#### Listed entries ####
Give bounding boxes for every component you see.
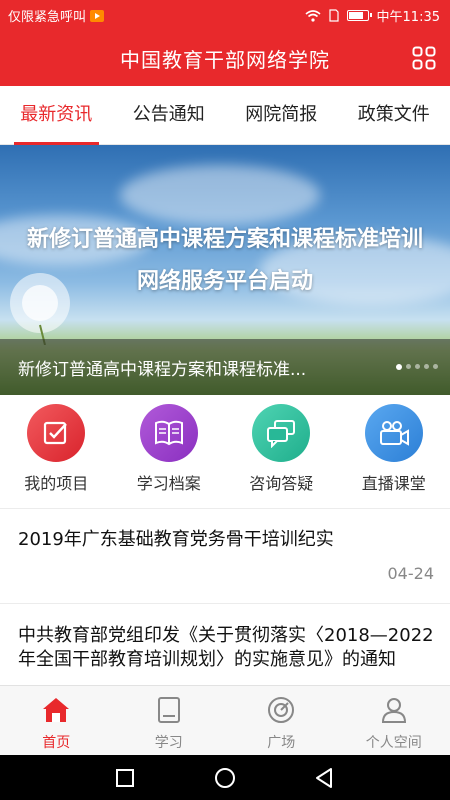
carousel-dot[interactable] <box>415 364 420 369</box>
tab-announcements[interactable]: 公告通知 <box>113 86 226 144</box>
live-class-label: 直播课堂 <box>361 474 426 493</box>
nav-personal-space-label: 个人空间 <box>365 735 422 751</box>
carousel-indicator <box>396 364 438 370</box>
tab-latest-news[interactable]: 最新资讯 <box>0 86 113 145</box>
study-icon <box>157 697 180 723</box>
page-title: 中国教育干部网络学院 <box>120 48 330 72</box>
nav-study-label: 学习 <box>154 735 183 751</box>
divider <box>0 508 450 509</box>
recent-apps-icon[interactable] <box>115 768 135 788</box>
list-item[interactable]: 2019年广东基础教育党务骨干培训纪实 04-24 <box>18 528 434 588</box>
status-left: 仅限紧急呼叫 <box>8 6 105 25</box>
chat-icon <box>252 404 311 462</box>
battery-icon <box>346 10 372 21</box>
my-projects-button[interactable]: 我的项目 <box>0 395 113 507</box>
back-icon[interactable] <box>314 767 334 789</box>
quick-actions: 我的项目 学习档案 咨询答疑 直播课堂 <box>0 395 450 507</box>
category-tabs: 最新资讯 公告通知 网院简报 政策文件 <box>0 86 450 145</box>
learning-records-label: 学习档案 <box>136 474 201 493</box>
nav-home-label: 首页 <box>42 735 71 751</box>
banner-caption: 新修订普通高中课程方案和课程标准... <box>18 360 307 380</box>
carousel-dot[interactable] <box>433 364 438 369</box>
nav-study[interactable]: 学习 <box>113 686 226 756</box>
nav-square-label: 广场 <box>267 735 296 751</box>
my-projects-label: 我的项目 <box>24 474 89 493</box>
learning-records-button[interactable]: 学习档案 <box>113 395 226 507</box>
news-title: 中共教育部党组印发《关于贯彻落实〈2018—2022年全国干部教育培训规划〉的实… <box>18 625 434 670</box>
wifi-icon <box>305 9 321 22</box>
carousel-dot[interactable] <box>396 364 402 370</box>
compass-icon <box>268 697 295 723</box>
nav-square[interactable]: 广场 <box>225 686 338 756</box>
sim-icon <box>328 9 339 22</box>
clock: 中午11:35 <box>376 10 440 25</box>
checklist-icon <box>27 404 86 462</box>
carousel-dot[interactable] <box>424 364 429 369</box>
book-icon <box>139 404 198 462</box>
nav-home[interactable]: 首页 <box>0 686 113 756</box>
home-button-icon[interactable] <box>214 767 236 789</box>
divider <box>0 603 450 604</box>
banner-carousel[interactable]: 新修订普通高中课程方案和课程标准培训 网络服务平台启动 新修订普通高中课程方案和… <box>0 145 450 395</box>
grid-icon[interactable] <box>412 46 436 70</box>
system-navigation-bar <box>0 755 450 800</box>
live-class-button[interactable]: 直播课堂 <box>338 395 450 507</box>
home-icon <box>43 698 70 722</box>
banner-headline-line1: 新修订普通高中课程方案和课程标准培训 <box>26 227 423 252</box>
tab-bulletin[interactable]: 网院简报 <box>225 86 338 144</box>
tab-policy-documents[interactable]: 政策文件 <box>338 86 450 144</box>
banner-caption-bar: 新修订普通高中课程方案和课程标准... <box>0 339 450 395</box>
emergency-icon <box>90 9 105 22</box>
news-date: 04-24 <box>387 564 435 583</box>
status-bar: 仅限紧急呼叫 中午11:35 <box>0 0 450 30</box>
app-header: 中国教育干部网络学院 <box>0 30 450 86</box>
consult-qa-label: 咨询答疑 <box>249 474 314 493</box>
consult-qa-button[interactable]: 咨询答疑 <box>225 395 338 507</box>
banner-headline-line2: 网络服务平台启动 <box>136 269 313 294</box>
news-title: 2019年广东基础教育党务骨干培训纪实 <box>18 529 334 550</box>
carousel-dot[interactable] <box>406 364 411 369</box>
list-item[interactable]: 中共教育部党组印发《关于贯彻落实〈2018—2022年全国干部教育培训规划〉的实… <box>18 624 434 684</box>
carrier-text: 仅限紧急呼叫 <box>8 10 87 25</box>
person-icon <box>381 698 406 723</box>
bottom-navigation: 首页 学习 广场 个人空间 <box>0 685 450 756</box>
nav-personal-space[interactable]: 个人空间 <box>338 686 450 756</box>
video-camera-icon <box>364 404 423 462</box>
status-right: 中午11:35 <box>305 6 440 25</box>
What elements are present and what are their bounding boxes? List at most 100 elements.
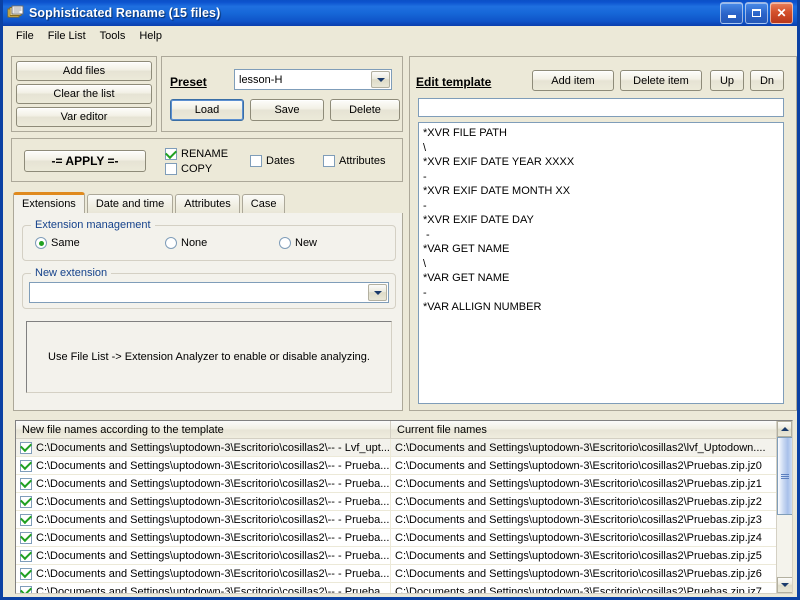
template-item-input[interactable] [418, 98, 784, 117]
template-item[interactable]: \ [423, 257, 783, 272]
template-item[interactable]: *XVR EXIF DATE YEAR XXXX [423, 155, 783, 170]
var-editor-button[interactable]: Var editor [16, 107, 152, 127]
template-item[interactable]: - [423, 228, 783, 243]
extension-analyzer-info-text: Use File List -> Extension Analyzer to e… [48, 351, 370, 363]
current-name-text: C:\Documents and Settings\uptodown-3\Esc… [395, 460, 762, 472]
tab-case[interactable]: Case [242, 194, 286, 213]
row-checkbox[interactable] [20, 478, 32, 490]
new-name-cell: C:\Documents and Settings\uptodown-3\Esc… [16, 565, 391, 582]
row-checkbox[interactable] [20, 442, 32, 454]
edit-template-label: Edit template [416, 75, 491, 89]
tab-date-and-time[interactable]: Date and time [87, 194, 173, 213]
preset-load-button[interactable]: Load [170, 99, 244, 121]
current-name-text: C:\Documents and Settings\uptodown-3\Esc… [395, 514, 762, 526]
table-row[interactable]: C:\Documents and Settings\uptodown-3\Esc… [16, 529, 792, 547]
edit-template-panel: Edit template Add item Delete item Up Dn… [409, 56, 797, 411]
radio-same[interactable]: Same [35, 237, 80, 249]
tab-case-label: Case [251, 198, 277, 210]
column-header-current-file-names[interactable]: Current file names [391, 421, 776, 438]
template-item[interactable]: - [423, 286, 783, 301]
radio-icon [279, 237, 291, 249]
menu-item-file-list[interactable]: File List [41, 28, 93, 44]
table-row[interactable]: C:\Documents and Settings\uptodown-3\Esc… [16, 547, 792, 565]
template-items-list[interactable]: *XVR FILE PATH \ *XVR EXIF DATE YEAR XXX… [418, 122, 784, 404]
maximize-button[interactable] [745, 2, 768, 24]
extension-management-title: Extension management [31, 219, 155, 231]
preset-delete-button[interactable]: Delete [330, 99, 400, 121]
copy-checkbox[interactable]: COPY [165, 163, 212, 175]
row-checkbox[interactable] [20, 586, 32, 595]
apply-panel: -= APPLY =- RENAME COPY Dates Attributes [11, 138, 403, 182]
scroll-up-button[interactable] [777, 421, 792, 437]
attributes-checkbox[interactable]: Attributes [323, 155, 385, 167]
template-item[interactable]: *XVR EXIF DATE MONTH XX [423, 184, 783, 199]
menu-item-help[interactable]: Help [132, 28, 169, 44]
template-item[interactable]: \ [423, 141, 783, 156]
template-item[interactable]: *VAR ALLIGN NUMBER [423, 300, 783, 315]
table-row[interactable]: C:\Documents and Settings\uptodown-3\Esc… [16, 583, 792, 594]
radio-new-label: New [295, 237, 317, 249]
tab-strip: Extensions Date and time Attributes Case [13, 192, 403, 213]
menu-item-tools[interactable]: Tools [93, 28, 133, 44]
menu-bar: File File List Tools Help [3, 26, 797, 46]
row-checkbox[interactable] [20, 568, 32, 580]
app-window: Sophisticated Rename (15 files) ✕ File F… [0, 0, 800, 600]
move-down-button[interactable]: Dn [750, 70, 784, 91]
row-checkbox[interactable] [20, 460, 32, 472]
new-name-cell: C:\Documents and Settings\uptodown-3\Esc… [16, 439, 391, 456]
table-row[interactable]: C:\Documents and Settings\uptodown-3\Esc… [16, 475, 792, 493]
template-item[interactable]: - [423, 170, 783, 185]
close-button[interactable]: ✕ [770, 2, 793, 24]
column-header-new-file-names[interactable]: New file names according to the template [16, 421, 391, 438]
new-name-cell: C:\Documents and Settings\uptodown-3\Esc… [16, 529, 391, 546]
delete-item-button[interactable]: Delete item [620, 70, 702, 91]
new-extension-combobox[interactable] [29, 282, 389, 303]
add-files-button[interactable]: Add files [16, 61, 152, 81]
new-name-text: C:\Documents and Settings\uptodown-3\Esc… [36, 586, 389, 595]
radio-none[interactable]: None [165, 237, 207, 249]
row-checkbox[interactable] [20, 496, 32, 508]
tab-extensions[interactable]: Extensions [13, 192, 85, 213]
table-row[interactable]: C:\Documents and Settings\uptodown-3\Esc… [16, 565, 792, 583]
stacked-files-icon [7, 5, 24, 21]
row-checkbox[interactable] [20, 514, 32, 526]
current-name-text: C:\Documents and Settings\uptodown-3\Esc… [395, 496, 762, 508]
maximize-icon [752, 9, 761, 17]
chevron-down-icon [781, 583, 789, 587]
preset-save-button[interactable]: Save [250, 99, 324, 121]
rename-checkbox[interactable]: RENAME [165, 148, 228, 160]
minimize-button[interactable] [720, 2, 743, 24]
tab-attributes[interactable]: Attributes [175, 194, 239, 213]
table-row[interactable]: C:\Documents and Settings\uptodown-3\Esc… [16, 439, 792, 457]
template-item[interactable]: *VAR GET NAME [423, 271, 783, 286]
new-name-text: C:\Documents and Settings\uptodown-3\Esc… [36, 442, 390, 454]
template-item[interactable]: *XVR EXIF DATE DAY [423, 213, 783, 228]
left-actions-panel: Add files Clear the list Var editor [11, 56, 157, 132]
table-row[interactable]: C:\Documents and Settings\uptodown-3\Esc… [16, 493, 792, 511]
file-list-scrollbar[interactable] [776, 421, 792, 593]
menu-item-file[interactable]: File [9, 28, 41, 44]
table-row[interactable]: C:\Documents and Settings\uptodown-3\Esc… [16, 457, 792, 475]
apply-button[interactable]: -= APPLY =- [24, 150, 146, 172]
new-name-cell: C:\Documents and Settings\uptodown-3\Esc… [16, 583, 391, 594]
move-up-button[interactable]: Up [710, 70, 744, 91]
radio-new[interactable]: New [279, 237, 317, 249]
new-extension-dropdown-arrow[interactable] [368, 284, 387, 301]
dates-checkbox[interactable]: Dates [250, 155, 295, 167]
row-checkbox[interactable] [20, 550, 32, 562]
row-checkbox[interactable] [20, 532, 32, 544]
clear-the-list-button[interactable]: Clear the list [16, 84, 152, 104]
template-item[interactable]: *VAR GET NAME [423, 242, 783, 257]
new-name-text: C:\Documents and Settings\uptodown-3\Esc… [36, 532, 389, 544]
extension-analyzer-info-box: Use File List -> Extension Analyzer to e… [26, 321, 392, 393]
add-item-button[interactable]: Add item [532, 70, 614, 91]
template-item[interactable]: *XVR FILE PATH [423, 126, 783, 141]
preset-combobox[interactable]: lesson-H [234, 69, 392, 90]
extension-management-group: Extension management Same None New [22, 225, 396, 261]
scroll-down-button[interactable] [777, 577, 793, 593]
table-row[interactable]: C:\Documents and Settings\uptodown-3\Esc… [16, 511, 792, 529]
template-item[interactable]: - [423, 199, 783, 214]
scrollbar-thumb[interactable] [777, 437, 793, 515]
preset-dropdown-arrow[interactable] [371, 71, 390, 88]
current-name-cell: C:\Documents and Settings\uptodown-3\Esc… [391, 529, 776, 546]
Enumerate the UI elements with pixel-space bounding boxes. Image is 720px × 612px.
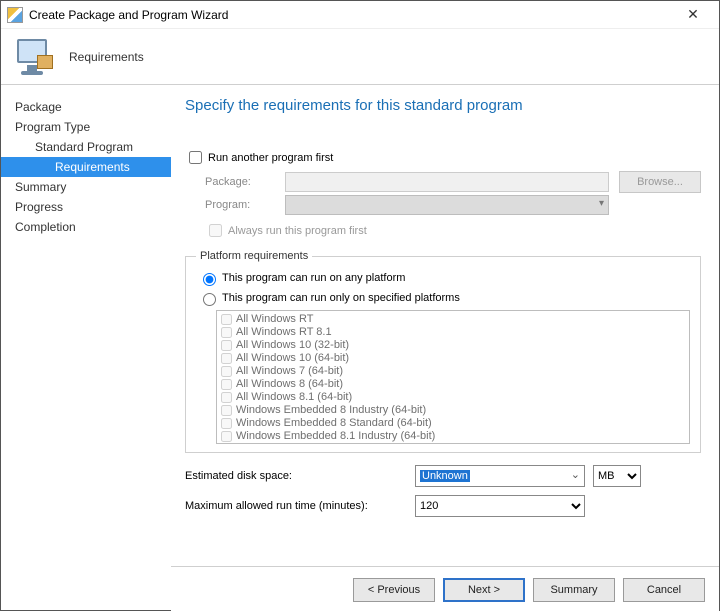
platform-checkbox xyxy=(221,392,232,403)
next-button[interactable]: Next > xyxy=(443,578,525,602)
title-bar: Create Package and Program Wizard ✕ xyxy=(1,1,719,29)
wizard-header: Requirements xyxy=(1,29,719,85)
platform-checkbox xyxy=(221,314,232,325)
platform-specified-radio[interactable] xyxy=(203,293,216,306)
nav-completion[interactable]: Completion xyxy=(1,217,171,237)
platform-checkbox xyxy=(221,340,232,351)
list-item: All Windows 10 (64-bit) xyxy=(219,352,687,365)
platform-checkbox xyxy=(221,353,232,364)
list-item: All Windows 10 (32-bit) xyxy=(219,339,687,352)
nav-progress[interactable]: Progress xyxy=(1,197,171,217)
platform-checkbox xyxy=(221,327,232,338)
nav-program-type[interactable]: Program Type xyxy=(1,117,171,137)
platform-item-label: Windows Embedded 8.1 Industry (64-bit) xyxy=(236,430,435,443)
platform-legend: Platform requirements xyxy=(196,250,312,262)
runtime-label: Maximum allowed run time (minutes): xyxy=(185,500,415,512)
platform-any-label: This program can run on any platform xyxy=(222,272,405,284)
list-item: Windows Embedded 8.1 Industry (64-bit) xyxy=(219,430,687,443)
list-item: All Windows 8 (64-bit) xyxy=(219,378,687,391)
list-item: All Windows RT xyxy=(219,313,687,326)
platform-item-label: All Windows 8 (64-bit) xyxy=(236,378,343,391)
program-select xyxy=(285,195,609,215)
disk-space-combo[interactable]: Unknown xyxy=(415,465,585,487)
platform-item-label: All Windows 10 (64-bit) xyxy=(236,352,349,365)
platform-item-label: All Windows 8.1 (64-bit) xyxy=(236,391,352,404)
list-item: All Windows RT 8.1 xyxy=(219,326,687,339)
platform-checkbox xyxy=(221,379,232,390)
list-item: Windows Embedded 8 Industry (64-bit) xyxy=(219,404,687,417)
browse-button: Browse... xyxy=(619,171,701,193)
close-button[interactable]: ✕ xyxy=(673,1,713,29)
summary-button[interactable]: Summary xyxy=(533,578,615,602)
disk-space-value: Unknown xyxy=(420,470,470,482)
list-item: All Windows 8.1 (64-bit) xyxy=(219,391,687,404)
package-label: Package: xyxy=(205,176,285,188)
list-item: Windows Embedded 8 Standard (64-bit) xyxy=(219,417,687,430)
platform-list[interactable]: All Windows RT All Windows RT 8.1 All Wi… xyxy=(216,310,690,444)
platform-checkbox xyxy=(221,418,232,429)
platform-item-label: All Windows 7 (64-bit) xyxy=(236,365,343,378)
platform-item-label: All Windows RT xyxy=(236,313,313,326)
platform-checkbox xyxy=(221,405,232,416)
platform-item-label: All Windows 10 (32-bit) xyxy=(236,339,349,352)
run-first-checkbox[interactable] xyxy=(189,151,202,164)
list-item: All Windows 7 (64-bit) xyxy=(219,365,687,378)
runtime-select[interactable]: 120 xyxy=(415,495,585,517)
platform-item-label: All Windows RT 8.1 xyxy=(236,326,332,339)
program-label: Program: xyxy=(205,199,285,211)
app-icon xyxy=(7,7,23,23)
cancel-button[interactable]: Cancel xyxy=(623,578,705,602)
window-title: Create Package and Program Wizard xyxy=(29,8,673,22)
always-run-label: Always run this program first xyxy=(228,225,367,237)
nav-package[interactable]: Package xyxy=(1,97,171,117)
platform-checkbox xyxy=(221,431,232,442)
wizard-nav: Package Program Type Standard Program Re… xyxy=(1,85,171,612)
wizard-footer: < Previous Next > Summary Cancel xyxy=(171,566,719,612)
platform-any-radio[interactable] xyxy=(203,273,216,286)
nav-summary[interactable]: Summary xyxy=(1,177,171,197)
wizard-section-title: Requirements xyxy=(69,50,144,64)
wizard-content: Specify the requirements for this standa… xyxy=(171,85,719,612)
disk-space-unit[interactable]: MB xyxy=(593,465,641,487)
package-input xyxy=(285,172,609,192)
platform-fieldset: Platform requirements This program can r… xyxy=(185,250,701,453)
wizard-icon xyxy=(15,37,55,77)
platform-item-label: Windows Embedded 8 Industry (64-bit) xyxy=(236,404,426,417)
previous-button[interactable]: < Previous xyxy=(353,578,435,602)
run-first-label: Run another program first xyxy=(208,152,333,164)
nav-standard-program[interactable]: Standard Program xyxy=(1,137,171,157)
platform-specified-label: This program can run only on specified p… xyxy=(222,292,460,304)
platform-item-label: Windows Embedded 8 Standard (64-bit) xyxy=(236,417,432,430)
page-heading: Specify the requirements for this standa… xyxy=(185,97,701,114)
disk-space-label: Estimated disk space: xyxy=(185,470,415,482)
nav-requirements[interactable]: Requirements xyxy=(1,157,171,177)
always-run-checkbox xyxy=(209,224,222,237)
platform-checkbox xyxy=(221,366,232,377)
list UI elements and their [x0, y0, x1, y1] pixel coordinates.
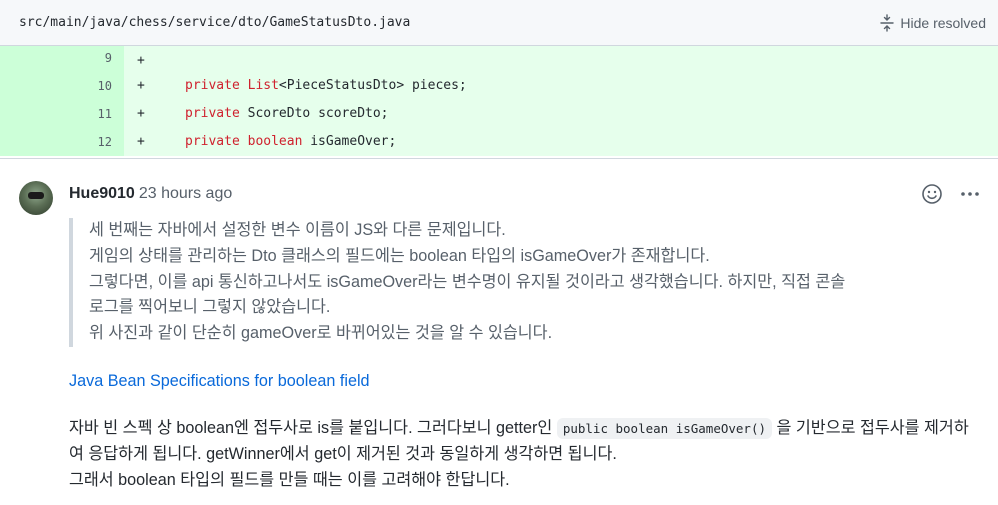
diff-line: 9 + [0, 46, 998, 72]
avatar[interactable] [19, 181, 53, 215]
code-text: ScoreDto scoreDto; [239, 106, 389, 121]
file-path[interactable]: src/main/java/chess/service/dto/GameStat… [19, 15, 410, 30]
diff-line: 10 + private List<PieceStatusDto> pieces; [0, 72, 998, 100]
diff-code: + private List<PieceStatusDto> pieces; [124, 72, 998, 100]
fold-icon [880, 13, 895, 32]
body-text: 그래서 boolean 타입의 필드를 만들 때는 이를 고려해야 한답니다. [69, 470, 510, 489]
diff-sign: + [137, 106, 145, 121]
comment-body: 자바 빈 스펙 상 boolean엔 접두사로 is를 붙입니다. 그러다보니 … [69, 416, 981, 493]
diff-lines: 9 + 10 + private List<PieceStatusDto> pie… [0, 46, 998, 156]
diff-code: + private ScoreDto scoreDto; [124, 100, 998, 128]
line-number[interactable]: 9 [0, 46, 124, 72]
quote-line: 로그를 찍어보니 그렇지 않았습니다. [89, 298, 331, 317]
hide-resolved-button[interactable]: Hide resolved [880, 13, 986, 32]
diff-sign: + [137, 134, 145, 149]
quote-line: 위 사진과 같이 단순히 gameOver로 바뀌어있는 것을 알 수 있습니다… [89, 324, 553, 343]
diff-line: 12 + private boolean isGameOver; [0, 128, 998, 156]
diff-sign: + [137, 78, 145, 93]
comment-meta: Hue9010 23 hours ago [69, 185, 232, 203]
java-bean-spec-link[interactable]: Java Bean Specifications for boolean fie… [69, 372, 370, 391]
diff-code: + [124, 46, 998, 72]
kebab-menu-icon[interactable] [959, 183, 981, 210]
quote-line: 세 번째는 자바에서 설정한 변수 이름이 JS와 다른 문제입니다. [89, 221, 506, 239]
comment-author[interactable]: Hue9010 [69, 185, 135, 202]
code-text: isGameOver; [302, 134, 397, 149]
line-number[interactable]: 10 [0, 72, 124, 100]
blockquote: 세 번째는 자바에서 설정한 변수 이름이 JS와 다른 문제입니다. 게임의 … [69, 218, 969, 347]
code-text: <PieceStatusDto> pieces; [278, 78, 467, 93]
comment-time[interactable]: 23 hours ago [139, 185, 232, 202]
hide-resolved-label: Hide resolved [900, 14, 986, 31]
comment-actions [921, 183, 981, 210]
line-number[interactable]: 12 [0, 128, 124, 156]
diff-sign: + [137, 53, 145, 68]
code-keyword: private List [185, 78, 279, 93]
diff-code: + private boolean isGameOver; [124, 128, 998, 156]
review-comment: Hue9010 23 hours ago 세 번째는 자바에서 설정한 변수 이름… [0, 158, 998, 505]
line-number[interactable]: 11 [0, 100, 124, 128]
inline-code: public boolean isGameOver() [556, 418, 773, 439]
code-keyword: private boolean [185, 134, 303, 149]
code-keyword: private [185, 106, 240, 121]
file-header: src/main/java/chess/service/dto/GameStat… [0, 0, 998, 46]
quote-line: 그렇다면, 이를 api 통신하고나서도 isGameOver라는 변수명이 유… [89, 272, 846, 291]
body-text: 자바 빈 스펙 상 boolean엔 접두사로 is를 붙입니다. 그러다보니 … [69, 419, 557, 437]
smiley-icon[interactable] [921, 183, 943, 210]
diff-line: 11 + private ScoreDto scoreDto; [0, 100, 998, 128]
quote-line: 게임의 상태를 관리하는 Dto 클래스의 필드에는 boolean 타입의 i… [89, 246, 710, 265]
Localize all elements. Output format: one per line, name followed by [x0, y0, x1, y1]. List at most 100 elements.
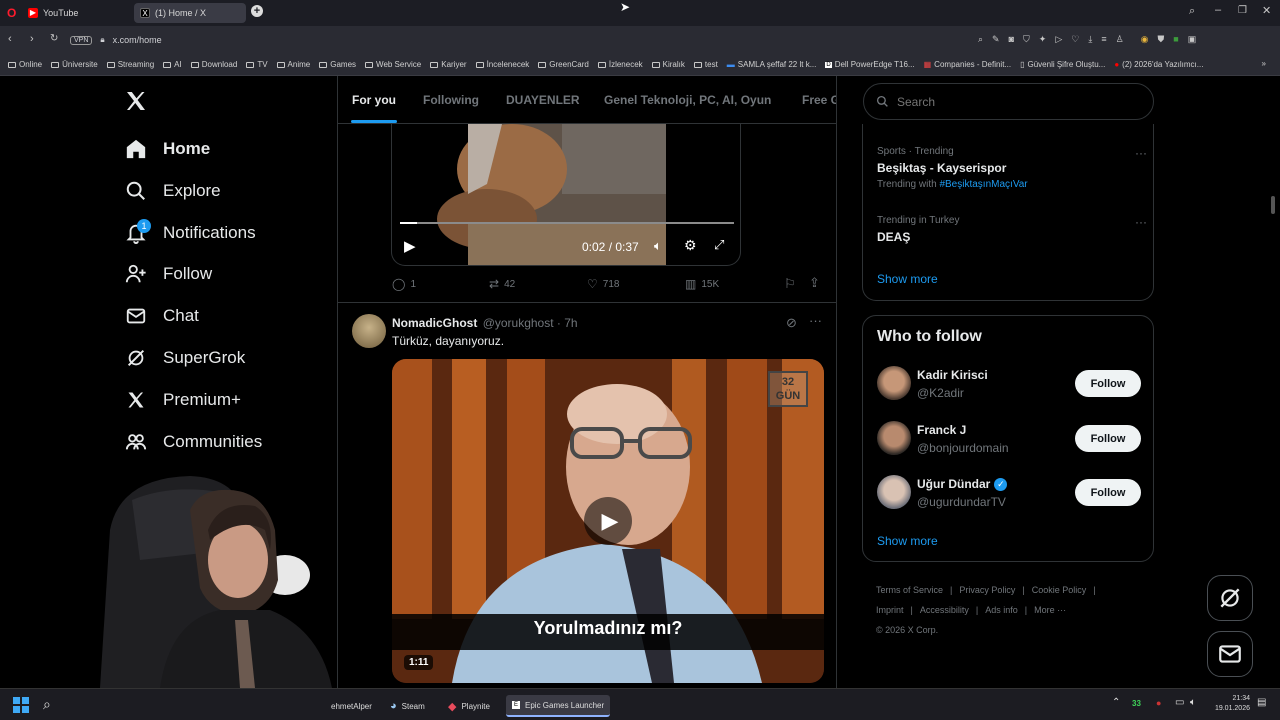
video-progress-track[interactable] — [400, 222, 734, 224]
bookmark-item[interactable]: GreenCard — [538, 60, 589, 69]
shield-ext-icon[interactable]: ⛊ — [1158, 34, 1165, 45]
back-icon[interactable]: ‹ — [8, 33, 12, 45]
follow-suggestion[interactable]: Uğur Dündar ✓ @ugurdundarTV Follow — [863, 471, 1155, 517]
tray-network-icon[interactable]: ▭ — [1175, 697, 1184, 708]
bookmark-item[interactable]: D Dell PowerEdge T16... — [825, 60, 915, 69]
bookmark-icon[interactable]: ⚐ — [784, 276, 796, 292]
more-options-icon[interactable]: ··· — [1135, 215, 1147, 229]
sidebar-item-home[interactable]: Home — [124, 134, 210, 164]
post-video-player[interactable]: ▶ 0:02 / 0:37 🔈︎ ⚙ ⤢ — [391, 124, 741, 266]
####
Directions: Please extract the lines of the listing from the one containing "template-item-input[interactable] [418, 98, 784, 117]" down to the one containing "radio-same[interactable]: Same [35, 237, 80, 249]", including both, and repeat them character for character.

Result:
template-item-input[interactable] [418, 98, 784, 117]
template-item[interactable]: \ [423, 257, 783, 272]
template-item[interactable]: *XVR EXIF DATE YEAR XXXX [423, 155, 783, 170]
var-editor-button[interactable]: Var editor [16, 107, 152, 127]
template-item[interactable]: - [423, 228, 783, 243]
extension-analyzer-info-text: Use File List -> Extension Analyzer to e… [48, 351, 370, 363]
current-name-text: C:\Documents and Settings\uptodown-3\Esc… [395, 460, 762, 472]
tab-case[interactable]: Case [242, 194, 286, 213]
row-checkbox[interactable] [20, 478, 32, 490]
new-name-cell: C:\Documents and Settings\uptodown-3\Esc… [16, 565, 391, 582]
row-checkbox[interactable] [20, 442, 32, 454]
edit-template-label: Edit template [416, 75, 491, 89]
tab-date-and-time[interactable]: Date and time [87, 194, 173, 213]
preset-load-button[interactable]: Load [170, 99, 244, 121]
current-name-text: C:\Documents and Settings\uptodown-3\Esc… [395, 514, 762, 526]
table-row[interactable]: C:\Documents and Settings\uptodown-3\Esc… [16, 529, 792, 547]
edit-template-panel: Edit template Add item Delete item Up Dn… [409, 56, 797, 411]
radio-same[interactable]: Same [35, 237, 80, 249]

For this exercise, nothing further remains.